__Problem__
Give the number of lines that contain the string "date", please, and nothing else.

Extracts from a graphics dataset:
──────────

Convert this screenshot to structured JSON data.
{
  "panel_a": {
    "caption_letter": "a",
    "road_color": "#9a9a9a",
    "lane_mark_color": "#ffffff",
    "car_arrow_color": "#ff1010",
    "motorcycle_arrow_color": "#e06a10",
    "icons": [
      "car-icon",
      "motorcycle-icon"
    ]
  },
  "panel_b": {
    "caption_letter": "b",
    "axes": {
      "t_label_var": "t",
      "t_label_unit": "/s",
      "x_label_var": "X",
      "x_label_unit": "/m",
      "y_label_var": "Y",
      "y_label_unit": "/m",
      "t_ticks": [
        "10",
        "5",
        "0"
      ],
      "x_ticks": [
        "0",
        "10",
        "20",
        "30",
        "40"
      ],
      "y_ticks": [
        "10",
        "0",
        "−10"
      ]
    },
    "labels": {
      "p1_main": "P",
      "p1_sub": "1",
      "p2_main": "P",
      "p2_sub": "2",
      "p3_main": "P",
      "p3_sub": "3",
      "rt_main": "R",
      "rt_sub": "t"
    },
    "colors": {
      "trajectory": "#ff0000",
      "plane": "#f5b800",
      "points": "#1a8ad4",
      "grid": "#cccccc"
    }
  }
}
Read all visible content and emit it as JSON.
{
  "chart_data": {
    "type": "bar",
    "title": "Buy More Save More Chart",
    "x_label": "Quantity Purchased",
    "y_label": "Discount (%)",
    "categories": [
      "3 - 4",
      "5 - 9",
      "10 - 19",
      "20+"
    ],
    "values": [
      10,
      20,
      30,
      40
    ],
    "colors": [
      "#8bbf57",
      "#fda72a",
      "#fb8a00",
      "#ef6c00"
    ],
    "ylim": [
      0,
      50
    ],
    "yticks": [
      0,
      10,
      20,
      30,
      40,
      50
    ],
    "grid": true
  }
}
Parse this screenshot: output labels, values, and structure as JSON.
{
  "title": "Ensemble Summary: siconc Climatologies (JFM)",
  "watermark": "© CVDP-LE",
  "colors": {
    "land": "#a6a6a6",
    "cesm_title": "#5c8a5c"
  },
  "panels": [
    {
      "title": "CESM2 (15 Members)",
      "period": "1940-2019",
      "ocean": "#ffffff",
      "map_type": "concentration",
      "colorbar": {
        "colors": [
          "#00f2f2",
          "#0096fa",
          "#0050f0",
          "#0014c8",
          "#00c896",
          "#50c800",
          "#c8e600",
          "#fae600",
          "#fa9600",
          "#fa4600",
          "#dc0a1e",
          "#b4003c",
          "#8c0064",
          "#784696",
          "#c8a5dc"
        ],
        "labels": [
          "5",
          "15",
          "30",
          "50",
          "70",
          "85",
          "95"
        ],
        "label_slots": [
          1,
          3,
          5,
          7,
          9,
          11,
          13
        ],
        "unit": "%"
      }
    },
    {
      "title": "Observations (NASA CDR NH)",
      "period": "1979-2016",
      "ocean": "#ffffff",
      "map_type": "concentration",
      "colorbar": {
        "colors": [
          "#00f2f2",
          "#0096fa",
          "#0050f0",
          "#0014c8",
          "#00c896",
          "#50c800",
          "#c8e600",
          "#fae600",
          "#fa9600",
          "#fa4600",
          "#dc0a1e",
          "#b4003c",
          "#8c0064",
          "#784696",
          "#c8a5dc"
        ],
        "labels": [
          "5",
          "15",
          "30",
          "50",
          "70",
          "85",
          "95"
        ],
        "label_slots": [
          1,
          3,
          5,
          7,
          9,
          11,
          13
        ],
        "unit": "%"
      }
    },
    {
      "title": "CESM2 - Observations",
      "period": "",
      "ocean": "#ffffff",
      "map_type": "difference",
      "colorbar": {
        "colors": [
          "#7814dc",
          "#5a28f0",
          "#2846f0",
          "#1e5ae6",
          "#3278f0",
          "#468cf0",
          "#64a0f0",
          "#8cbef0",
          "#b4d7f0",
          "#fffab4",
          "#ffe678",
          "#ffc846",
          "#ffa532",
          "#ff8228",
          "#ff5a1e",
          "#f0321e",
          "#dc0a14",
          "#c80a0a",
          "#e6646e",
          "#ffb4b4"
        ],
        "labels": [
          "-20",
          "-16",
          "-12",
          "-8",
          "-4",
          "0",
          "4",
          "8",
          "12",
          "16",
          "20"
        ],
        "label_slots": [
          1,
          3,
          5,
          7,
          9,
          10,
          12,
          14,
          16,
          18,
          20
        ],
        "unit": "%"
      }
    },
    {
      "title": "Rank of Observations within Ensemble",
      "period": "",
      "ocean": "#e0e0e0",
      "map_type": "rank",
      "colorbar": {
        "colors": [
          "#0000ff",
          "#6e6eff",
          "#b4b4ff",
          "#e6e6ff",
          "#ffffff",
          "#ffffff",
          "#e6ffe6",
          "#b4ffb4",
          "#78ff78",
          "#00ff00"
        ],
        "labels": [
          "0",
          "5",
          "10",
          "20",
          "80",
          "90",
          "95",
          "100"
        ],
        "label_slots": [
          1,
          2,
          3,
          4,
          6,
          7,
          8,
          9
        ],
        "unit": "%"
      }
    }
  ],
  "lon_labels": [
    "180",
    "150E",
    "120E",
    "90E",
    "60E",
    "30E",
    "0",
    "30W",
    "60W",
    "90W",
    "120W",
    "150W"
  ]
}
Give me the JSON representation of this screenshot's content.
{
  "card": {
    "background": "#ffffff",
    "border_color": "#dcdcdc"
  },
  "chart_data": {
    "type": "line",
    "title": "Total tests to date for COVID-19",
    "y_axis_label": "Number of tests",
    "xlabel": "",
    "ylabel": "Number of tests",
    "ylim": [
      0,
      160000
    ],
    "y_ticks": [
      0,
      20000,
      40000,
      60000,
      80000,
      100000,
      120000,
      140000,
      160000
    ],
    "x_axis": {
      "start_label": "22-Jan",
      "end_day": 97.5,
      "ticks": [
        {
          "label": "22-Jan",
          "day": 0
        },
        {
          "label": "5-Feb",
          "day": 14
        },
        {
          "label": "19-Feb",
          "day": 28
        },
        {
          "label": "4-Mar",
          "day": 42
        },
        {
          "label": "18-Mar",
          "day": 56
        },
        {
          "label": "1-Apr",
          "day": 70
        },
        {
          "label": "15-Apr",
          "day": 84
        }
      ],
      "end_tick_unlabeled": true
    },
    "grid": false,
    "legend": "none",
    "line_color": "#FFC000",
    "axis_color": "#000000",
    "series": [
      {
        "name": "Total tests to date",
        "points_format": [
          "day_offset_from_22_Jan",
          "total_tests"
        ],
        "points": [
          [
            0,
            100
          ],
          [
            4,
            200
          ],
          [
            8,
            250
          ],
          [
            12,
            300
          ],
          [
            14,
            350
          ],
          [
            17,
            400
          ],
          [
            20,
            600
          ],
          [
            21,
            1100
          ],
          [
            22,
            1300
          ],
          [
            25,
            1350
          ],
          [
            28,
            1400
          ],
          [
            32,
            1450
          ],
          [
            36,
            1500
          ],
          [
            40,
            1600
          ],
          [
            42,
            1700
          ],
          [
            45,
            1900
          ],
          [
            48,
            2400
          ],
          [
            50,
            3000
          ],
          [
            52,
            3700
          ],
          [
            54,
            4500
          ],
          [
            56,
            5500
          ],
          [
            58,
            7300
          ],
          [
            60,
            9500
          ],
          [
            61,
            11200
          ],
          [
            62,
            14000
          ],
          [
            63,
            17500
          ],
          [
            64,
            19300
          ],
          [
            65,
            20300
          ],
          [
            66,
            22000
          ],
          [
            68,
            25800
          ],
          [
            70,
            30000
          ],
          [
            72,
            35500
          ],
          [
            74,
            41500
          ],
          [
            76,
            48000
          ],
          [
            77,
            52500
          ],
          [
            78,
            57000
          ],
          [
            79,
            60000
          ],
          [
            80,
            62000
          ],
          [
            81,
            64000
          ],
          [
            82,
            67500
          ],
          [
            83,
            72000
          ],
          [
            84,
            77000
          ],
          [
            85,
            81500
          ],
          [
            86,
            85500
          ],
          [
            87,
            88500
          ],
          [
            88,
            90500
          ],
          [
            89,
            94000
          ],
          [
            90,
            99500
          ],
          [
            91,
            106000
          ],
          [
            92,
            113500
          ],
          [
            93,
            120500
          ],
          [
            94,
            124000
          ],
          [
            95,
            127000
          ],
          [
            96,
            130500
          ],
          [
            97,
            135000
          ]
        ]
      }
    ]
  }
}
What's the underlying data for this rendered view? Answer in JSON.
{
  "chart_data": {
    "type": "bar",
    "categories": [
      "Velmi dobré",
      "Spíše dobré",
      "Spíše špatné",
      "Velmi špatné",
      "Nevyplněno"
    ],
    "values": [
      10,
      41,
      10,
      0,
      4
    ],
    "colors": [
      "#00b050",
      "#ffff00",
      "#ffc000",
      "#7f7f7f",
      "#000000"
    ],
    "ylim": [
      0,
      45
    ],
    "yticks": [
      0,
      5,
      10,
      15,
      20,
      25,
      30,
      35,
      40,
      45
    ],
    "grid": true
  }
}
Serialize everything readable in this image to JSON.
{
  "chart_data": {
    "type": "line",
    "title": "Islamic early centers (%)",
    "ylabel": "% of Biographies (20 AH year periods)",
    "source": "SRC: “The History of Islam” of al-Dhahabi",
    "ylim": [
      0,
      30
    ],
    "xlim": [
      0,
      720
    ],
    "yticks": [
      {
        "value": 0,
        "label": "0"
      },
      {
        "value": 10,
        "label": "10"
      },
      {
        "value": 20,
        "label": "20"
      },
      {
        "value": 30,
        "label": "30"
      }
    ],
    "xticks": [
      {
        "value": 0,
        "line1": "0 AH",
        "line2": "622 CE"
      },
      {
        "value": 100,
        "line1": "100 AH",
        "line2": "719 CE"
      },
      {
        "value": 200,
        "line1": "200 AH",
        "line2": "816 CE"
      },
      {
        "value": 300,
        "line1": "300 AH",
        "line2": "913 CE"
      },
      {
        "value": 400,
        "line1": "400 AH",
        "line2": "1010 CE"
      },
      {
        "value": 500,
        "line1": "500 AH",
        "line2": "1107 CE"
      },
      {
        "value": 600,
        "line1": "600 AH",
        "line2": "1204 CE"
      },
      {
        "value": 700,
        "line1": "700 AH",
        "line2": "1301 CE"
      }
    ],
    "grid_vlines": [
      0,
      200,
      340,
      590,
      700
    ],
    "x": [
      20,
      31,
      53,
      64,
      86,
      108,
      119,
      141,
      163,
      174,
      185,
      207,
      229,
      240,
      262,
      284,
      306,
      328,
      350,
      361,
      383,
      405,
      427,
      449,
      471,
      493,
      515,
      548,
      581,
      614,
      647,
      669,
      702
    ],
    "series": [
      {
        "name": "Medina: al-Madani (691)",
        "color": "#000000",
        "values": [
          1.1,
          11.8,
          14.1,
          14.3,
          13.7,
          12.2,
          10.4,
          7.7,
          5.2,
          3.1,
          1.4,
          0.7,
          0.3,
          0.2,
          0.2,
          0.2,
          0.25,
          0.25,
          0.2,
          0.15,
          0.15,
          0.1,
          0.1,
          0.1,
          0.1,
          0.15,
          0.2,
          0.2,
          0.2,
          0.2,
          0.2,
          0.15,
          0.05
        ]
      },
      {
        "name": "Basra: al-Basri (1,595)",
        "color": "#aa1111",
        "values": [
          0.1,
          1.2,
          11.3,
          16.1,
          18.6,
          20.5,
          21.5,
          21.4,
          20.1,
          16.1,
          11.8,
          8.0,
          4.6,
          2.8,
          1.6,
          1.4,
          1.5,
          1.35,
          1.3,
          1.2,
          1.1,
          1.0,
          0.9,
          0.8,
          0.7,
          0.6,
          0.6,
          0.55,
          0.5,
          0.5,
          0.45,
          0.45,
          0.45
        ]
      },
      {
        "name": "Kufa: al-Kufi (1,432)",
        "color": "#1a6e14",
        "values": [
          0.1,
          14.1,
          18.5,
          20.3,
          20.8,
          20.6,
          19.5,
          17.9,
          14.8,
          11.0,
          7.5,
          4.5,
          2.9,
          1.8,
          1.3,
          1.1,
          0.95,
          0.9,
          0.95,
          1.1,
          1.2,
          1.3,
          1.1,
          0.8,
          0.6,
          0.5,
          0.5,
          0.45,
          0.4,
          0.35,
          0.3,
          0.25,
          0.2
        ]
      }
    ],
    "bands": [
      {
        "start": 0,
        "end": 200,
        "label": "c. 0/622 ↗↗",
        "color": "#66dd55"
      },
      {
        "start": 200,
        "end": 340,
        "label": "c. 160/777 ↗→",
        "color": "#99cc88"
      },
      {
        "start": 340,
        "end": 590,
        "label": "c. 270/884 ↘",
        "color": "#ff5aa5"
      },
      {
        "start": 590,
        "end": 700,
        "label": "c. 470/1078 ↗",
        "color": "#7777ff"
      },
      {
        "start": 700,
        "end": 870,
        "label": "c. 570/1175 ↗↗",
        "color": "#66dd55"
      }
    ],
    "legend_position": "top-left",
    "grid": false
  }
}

──────────

__Solved exercise__
2